**What the task requires**:
Your task is to repeat the listing exactly.

________________

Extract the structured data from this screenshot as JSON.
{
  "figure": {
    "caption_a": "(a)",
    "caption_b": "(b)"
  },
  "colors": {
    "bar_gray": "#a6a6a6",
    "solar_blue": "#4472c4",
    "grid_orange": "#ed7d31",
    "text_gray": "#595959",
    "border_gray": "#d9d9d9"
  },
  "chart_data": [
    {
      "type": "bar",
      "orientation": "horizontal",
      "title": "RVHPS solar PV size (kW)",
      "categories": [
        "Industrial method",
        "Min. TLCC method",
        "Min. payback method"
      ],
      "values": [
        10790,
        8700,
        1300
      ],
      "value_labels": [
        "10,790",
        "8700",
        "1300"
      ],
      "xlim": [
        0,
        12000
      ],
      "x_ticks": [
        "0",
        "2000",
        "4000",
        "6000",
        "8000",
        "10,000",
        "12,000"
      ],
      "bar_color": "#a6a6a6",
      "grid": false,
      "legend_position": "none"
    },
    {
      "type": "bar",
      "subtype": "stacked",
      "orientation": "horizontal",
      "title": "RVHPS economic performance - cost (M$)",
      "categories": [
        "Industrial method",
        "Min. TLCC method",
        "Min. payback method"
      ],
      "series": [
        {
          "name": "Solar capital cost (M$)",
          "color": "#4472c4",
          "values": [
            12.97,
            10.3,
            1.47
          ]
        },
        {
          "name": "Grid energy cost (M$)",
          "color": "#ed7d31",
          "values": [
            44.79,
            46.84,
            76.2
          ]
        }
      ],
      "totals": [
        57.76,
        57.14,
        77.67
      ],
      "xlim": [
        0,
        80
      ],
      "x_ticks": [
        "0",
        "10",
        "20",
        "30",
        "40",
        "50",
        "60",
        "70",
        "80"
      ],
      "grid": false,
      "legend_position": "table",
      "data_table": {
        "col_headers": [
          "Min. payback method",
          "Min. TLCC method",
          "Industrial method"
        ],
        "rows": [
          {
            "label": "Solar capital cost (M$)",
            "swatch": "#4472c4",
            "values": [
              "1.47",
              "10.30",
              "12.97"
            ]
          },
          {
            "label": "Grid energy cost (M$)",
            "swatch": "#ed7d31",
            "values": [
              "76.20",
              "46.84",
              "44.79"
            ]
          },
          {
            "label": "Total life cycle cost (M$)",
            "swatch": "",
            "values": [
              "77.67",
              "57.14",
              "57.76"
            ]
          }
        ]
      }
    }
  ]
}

________________

**Answer below**:
Extract the structured data from this screenshot as JSON.
{
  "figure": {
    "caption_a": "(a)",
    "caption_b": "(b)"
  },
  "colors": {
    "bar_gray": "#a6a6a6",
    "solar_blue": "#4472c4",
    "grid_orange": "#ed7d31",
    "text_gray": "#595959",
    "border_gray": "#d9d9d9"
  },
  "chart_data": [
    {
      "type": "bar",
      "orientation": "horizontal",
      "title": "RVHPS solar PV size (kW)",
      "categories": [
        "Industrial method",
        "Min. TLCC method",
        "Min. payback method"
      ],
      "values": [
        10790,
        8700,
        1300
      ],
      "value_labels": [
        "10,790",
        "8700",
        "1300"
      ],
      "xlim": [
        0,
        12000
      ],
      "x_ticks": [
        "0",
        "2000",
        "4000",
        "6000",
        "8000",
        "10,000",
        "12,000"
      ],
      "bar_color": "#a6a6a6",
      "grid": false,
      "legend_position": "none"
    },
    {
      "type": "bar",
      "subtype": "stacked",
      "orientation": "horizontal",
      "title": "RVHPS economic performance - cost (M$)",
      "categories": [
        "Industrial method",
        "Min. TLCC method",
        "Min. payback method"
      ],
      "series": [
        {
          "name": "Solar capital cost (M$)",
          "color": "#4472c4",
          "values": [
            12.97,
            10.3,
            1.47
          ]
        },
        {
          "name": "Grid energy cost (M$)",
          "color": "#ed7d31",
          "values": [
            44.79,
            46.84,
            76.2
          ]
        }
      ],
      "totals": [
        57.76,
        57.14,
        77.67
      ],
      "xlim": [
        0,
        80
      ],
      "x_ticks": [
        "0",
        "10",
        "20",
        "30",
        "40",
        "50",
        "60",
        "70",
        "80"
      ],
      "grid": false,
      "legend_position": "table",
      "data_table": {
        "col_headers": [
          "Min. payback method",
          "Min. TLCC method",
          "Industrial method"
        ],
        "rows": [
          {
            "label": "Solar capital cost (M$)",
            "swatch": "#4472c4",
            "values": [
              "1.47",
              "10.30",
              "12.97"
            ]
          },
          {
            "label": "Grid energy cost (M$)",
            "swatch": "#ed7d31",
            "values": [
              "76.20",
              "46.84",
              "44.79"
            ]
          },
          {
            "label": "Total life cycle cost (M$)",
            "swatch": "",
            "values": [
              "77.67",
              "57.14",
              "57.76"
            ]
          }
        ]
      }
    }
  ]
}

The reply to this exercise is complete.